> **What you will do**
Determine which lines of the records include the word "circ", and copy them.

> **Material to process**
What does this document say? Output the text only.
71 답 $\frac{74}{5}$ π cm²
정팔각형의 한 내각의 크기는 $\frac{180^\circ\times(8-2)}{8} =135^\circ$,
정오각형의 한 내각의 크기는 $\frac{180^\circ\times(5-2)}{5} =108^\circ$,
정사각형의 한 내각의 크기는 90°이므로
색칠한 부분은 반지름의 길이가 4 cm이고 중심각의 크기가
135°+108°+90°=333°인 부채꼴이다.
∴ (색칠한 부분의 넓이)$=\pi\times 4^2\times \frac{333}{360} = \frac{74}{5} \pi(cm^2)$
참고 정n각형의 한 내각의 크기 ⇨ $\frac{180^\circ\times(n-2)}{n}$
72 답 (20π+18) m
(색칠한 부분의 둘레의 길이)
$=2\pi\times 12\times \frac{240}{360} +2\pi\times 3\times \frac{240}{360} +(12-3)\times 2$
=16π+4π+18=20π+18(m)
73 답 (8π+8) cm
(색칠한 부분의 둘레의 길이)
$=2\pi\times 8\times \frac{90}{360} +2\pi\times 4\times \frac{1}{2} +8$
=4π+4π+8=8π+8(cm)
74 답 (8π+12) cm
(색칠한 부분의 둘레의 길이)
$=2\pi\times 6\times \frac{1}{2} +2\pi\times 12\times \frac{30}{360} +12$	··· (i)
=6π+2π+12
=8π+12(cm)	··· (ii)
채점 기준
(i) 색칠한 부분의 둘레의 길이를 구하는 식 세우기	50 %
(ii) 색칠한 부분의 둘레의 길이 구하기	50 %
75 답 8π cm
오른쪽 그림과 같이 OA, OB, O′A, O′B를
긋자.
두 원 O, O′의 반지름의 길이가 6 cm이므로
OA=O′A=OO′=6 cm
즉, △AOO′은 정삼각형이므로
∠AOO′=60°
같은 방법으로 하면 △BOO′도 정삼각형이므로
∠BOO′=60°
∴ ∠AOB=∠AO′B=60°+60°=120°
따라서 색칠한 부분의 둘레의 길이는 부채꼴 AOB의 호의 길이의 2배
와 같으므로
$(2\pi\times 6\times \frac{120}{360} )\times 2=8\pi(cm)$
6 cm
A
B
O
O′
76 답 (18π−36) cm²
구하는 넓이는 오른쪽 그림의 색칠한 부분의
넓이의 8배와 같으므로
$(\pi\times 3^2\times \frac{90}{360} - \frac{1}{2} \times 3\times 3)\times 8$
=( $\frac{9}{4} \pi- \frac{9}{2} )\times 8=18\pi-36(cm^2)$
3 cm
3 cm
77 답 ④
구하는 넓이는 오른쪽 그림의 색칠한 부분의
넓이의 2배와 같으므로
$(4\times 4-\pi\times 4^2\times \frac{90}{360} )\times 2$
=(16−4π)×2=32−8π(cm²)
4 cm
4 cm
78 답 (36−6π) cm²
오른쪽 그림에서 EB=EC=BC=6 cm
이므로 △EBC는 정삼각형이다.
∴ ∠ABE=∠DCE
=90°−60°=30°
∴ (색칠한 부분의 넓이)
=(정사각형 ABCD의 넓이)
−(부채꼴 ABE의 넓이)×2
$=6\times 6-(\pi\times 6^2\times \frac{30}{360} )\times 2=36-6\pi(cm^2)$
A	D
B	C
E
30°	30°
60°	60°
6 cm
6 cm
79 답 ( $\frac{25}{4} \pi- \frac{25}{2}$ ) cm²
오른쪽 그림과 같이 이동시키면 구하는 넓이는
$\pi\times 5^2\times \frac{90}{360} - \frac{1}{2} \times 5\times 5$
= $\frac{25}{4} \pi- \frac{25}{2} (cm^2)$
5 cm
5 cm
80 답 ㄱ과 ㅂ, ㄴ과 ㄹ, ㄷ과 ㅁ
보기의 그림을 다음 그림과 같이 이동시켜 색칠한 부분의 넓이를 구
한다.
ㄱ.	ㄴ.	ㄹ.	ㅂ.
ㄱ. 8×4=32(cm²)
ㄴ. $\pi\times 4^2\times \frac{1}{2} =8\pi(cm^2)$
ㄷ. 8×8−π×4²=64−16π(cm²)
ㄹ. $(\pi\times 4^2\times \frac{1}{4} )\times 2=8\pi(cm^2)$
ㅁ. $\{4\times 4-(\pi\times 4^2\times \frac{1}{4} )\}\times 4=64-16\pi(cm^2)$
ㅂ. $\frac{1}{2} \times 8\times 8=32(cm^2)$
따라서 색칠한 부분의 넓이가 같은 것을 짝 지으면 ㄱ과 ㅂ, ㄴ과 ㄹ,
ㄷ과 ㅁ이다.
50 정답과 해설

> **Exercise output**
정팔각형의 한 내각의 크기는 $\frac{180^\circ\times(8-2)}{8} =135^\circ$,
정오각형의 한 내각의 크기는 $\frac{180^\circ\times(5-2)}{5} =108^\circ$,
참고 정n각형의 한 내각의 크기 ⇨ $\frac{180^\circ\times(n-2)}{n}$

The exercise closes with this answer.